Seminar

Space-Based Constraints on Aerosol Plume Injection Height, Source Strength, and Particle Type

DSRC entrance

Ralph Kahn, NASA Goddard Space Flight Center

Monday, April 2, 2018, 3:30 pm Mountain Time
DSRC 2A305

Abstract

Climate and air-quality models initialize aerosol sources with an injection height and a source strength. From space-based remote sensing, we are able to constrain both these quantities, especially when the source produces a distinct plume that can be imaged at multiple angles. Multi-spectral, multi-angle snapshots from low-Earth orbit can also provide qualitative information about particle microphysical properties, making it possible to map plume particle evolution on regional scales downwind of sources.

In case studies of wildfire and volcanic plumes, we observe injection within as well as above the planetary boundary layer (PBL) is space-based stereo imagery; when used to initialize model simulations, the details of injection height can significantly affect the simulation of downwind dispersion. Model plume dispersion differences are greatest when injection height is initialized within vs. above the PBL. Depending on the wind-shear profile, dispersion forecasts can also be significantly different when initialization is at different elevations in the free troposphere, as might be expected.

Inverse modeling has been attempted to deduce smoke plume source strength from aerosol optical depth (AOD) regional snapshots. One limitation of this approach is that the problem is highly underdetermined. Source location is among the few external constraints that can be applied to this problem, but is difficult to effect in the inverse-modeling framework. Using a forward modeling approach, we compare model simulations, initialized with different source-strength values and sampled at the time of satellite overpass, with regional AOD observations from space. This approach works best where the AOD contribution from the plume dominates background values, which occurs most commonly for boreal and tropical forest fires. When the background AOD is high, such as in polluted regions of northern India and eastern China, or when the fire plume is small or optically very thin, which is common in agricultural burning situations, the derived source-strength constraints from forward modeling are less certain.

* **Collected data entries**:
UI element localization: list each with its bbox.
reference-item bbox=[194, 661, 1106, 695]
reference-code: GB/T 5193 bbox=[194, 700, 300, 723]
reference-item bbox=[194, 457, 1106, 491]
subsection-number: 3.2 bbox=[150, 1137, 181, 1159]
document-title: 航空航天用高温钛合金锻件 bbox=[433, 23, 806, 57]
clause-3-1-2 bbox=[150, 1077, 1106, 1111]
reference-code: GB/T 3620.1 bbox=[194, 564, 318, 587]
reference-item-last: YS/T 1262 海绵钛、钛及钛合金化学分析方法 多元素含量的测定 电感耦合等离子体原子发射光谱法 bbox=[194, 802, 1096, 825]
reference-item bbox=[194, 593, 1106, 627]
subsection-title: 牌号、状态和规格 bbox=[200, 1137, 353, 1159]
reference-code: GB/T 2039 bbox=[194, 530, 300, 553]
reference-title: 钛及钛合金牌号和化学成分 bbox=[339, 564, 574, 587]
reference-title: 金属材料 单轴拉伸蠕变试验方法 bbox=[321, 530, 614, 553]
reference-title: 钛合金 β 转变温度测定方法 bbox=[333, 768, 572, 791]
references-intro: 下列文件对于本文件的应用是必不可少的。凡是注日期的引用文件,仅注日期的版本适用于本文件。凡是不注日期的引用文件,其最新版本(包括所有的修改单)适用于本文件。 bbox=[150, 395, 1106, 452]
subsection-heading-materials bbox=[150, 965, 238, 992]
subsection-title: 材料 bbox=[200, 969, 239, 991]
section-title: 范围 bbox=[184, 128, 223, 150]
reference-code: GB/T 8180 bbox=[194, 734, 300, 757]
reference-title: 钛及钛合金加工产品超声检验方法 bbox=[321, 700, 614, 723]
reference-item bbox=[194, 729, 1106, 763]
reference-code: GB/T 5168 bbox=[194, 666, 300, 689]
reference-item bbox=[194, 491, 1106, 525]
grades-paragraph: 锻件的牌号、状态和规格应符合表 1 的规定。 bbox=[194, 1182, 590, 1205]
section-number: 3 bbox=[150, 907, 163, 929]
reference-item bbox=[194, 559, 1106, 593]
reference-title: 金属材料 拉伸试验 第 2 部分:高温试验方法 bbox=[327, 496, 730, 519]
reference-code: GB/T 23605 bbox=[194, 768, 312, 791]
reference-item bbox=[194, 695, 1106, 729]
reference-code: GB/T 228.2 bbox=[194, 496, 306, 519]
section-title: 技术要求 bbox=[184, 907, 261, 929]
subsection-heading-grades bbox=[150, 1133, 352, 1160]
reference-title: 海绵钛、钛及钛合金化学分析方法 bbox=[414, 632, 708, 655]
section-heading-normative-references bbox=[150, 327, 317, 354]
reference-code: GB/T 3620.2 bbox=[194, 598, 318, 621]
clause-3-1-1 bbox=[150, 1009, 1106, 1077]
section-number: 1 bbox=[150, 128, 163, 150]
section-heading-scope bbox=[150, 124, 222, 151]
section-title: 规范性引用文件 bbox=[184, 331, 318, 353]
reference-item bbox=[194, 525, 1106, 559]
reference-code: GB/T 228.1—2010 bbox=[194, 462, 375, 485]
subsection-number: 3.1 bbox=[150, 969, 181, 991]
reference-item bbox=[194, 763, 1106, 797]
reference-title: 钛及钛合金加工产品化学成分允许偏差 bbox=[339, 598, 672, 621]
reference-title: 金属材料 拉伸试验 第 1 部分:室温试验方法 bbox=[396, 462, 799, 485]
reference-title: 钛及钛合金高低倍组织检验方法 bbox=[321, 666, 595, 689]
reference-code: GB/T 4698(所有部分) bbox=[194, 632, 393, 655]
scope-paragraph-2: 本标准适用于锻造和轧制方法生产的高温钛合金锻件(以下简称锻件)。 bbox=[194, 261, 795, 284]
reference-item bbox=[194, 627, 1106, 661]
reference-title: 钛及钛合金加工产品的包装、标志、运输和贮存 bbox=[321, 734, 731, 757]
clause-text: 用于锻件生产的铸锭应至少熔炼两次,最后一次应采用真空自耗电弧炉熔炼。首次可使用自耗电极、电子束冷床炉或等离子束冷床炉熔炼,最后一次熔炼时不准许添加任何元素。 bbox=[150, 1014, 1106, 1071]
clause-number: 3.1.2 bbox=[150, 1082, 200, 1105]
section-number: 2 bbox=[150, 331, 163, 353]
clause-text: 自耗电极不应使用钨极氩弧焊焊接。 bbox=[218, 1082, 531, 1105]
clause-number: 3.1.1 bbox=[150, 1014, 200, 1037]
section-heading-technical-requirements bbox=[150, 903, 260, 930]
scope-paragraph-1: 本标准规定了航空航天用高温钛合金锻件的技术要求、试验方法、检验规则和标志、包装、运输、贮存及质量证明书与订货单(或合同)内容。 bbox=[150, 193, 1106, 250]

* **Brief**: Copy the part of the seminar abstract on aerosol plume injection height from "Ralph Kahn, NASA" up to and including "downwind of sources.".

* **Written answer**:
Ralph Kahn, NASA Goddard Space Flight Center

Monday, April 2, 2018, 3:30 pm Mountain Time
DSRC 2A305

Abstract

Climate and air-quality models initialize aerosol sources with an injection height and a source strength. From space-based remote sensing, we are able to constrain both these quantities, especially when the source produces a distinct plume that can be imaged at multiple angles. Multi-spectral, multi-angle snapshots from low-Earth orbit can also provide qualitative information about particle microphysical properties, making it possible to map plume particle evolution on regional scales downwind of sources.